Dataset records
● ● ● ● ●
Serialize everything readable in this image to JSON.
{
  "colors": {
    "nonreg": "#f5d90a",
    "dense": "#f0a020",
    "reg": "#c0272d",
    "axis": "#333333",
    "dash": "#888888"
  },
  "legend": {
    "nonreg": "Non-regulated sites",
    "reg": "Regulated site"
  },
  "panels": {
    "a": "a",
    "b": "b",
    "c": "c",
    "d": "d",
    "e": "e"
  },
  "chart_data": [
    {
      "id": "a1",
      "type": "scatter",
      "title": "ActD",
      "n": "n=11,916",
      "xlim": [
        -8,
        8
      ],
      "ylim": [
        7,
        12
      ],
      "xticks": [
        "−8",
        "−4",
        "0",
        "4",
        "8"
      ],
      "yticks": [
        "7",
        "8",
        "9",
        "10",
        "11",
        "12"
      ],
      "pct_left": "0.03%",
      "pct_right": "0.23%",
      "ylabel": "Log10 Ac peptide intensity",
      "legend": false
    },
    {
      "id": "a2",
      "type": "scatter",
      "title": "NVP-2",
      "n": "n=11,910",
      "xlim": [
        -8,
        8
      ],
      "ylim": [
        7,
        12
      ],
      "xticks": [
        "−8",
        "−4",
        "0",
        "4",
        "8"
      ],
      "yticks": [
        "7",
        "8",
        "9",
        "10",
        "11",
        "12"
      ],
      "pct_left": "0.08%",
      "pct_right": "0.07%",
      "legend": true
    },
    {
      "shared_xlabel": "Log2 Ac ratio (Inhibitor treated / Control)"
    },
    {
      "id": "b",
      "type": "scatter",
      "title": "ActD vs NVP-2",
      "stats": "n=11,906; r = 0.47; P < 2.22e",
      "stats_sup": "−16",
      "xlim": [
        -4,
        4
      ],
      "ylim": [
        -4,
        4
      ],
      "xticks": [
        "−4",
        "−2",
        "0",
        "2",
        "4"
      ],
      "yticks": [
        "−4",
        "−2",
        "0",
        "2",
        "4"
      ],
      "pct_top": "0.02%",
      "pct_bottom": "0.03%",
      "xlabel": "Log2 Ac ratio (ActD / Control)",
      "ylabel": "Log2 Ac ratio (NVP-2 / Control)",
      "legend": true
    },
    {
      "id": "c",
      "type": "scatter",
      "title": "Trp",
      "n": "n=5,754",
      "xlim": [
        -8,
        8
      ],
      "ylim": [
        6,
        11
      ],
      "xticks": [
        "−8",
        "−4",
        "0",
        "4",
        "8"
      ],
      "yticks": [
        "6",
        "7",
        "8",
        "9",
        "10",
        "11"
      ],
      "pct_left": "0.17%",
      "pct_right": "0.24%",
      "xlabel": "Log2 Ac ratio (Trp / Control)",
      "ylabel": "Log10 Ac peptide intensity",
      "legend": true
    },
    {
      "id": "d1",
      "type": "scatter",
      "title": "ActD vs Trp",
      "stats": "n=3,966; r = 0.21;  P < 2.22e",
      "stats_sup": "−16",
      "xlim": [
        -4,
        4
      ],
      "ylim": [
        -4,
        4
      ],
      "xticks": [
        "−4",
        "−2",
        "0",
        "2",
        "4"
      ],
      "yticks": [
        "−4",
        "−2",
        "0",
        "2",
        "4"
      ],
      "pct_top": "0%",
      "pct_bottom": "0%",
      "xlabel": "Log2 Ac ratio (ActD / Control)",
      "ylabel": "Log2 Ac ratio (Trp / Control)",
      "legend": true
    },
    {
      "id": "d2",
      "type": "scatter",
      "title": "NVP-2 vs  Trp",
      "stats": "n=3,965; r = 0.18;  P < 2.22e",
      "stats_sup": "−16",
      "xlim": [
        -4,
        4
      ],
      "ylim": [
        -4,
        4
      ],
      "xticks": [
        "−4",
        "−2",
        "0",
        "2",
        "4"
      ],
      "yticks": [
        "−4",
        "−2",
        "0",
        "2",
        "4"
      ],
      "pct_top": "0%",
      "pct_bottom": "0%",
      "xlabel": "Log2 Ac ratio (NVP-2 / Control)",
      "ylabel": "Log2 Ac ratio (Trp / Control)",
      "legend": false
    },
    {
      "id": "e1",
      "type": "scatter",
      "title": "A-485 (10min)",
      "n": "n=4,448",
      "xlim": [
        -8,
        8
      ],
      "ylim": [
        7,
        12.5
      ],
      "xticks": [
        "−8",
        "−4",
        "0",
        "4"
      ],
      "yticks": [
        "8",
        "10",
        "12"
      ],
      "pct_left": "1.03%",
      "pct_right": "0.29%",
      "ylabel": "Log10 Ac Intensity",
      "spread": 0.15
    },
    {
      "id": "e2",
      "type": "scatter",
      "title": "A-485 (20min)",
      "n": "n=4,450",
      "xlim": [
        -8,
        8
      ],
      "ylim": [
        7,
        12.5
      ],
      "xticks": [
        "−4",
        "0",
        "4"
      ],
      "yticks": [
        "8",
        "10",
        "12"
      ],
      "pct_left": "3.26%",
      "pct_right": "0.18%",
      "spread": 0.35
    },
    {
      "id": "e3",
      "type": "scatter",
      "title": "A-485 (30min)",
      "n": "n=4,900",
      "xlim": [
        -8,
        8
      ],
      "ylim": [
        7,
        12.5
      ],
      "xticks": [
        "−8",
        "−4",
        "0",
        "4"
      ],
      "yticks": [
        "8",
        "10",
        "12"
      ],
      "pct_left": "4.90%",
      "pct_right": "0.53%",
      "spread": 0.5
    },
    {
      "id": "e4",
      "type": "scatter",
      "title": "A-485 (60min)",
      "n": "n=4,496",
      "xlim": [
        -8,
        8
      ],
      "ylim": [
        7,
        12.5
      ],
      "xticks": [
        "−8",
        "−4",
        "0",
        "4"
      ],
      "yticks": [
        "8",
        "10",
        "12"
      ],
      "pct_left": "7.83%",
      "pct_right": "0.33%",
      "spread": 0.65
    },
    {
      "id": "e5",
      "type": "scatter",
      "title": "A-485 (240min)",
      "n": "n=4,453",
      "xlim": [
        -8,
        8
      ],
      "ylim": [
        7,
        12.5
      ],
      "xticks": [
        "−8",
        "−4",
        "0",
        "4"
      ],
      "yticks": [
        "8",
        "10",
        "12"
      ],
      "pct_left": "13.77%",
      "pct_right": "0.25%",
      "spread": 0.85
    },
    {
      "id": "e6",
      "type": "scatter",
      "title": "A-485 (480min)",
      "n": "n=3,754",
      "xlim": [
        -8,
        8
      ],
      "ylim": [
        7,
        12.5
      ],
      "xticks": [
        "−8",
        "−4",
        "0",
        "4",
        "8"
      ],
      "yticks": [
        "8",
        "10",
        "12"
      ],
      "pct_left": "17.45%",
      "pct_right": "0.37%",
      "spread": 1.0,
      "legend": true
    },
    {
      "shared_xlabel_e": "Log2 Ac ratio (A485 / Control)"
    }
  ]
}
● ● ● ● ●
◆ To do ◆
The answer must reproduce every record exactly.

◆ Answer below ◆
Serialize everything readable in this image to JSON.
{
  "colors": {
    "nonreg": "#f5d90a",
    "dense": "#f0a020",
    "reg": "#c0272d",
    "axis": "#333333",
    "dash": "#888888"
  },
  "legend": {
    "nonreg": "Non-regulated sites",
    "reg": "Regulated site"
  },
  "panels": {
    "a": "a",
    "b": "b",
    "c": "c",
    "d": "d",
    "e": "e"
  },
  "chart_data": [
    {
      "id": "a1",
      "type": "scatter",
      "title": "ActD",
      "n": "n=11,916",
      "xlim": [
        -8,
        8
      ],
      "ylim": [
        7,
        12
      ],
      "xticks": [
        "−8",
        "−4",
        "0",
        "4",
        "8"
      ],
      "yticks": [
        "7",
        "8",
        "9",
        "10",
        "11",
        "12"
      ],
      "pct_left": "0.03%",
      "pct_right": "0.23%",
      "ylabel": "Log10 Ac peptide intensity",
      "legend": false
    },
    {
      "id": "a2",
      "type": "scatter",
      "title": "NVP-2",
      "n": "n=11,910",
      "xlim": [
        -8,
        8
      ],
      "ylim": [
        7,
        12
      ],
      "xticks": [
        "−8",
        "−4",
        "0",
        "4",
        "8"
      ],
      "yticks": [
        "7",
        "8",
        "9",
        "10",
        "11",
        "12"
      ],
      "pct_left": "0.08%",
      "pct_right": "0.07%",
      "legend": true
    },
    {
      "shared_xlabel": "Log2 Ac ratio (Inhibitor treated / Control)"
    },
    {
      "id": "b",
      "type": "scatter",
      "title": "ActD vs NVP-2",
      "stats": "n=11,906; r = 0.47; P < 2.22e",
      "stats_sup": "−16",
      "xlim": [
        -4,
        4
      ],
      "ylim": [
        -4,
        4
      ],
      "xticks": [
        "−4",
        "−2",
        "0",
        "2",
        "4"
      ],
      "yticks": [
        "−4",
        "−2",
        "0",
        "2",
        "4"
      ],
      "pct_top": "0.02%",
      "pct_bottom": "0.03%",
      "xlabel": "Log2 Ac ratio (ActD / Control)",
      "ylabel": "Log2 Ac ratio (NVP-2 / Control)",
      "legend": true
    },
    {
      "id": "c",
      "type": "scatter",
      "title": "Trp",
      "n": "n=5,754",
      "xlim": [
        -8,
        8
      ],
      "ylim": [
        6,
        11
      ],
      "xticks": [
        "−8",
        "−4",
        "0",
        "4",
        "8"
      ],
      "yticks": [
        "6",
        "7",
        "8",
        "9",
        "10",
        "11"
      ],
      "pct_left": "0.17%",
      "pct_right": "0.24%",
      "xlabel": "Log2 Ac ratio (Trp / Control)",
      "ylabel": "Log10 Ac peptide intensity",
      "legend": true
    },
    {
      "id": "d1",
      "type": "scatter",
      "title": "ActD vs Trp",
      "stats": "n=3,966; r = 0.21;  P < 2.22e",
      "stats_sup": "−16",
      "xlim": [
        -4,
        4
      ],
      "ylim": [
        -4,
        4
      ],
      "xticks": [
        "−4",
        "−2",
        "0",
        "2",
        "4"
      ],
      "yticks": [
        "−4",
        "−2",
        "0",
        "2",
        "4"
      ],
      "pct_top": "0%",
      "pct_bottom": "0%",
      "xlabel": "Log2 Ac ratio (ActD / Control)",
      "ylabel": "Log2 Ac ratio (Trp / Control)",
      "legend": true
    },
    {
      "id": "d2",
      "type": "scatter",
      "title": "NVP-2 vs  Trp",
      "stats": "n=3,965; r = 0.18;  P < 2.22e",
      "stats_sup": "−16",
      "xlim": [
        -4,
        4
      ],
      "ylim": [
        -4,
        4
      ],
      "xticks": [
        "−4",
        "−2",
        "0",
        "2",
        "4"
      ],
      "yticks": [
        "−4",
        "−2",
        "0",
        "2",
        "4"
      ],
      "pct_top": "0%",
      "pct_bottom": "0%",
      "xlabel": "Log2 Ac ratio (NVP-2 / Control)",
      "ylabel": "Log2 Ac ratio (Trp / Control)",
      "legend": false
    },
    {
      "id": "e1",
      "type": "scatter",
      "title": "A-485 (10min)",
      "n": "n=4,448",
      "xlim": [
        -8,
        8
      ],
      "ylim": [
        7,
        12.5
      ],
      "xticks": [
        "−8",
        "−4",
        "0",
        "4"
      ],
      "yticks": [
        "8",
        "10",
        "12"
      ],
      "pct_left": "1.03%",
      "pct_right": "0.29%",
      "ylabel": "Log10 Ac Intensity",
      "spread": 0.15
    },
    {
      "id": "e2",
      "type": "scatter",
      "title": "A-485 (20min)",
      "n": "n=4,450",
      "xlim": [
        -8,
        8
      ],
      "ylim": [
        7,
        12.5
      ],
      "xticks": [
        "−4",
        "0",
        "4"
      ],
      "yticks": [
        "8",
        "10",
        "12"
      ],
      "pct_left": "3.26%",
      "pct_right": "0.18%",
      "spread": 0.35
    },
    {
      "id": "e3",
      "type": "scatter",
      "title": "A-485 (30min)",
      "n": "n=4,900",
      "xlim": [
        -8,
        8
      ],
      "ylim": [
        7,
        12.5
      ],
      "xticks": [
        "−8",
        "−4",
        "0",
        "4"
      ],
      "yticks": [
        "8",
        "10",
        "12"
      ],
      "pct_left": "4.90%",
      "pct_right": "0.53%",
      "spread": 0.5
    },
    {
      "id": "e4",
      "type": "scatter",
      "title": "A-485 (60min)",
      "n": "n=4,496",
      "xlim": [
        -8,
        8
      ],
      "ylim": [
        7,
        12.5
      ],
      "xticks": [
        "−8",
        "−4",
        "0",
        "4"
      ],
      "yticks": [
        "8",
        "10",
        "12"
      ],
      "pct_left": "7.83%",
      "pct_right": "0.33%",
      "spread": 0.65
    },
    {
      "id": "e5",
      "type": "scatter",
      "title": "A-485 (240min)",
      "n": "n=4,453",
      "xlim": [
        -8,
        8
      ],
      "ylim": [
        7,
        12.5
      ],
      "xticks": [
        "−8",
        "−4",
        "0",
        "4"
      ],
      "yticks": [
        "8",
        "10",
        "12"
      ],
      "pct_left": "13.77%",
      "pct_right": "0.25%",
      "spread": 0.85
    },
    {
      "id": "e6",
      "type": "scatter",
      "title": "A-485 (480min)",
      "n": "n=3,754",
      "xlim": [
        -8,
        8
      ],
      "ylim": [
        7,
        12.5
      ],
      "xticks": [
        "−8",
        "−4",
        "0",
        "4",
        "8"
      ],
      "yticks": [
        "8",
        "10",
        "12"
      ],
      "pct_left": "17.45%",
      "pct_right": "0.37%",
      "spread": 1.0,
      "legend": true
    },
    {
      "shared_xlabel_e": "Log2 Ac ratio (A485 / Control)"
    }
  ]
}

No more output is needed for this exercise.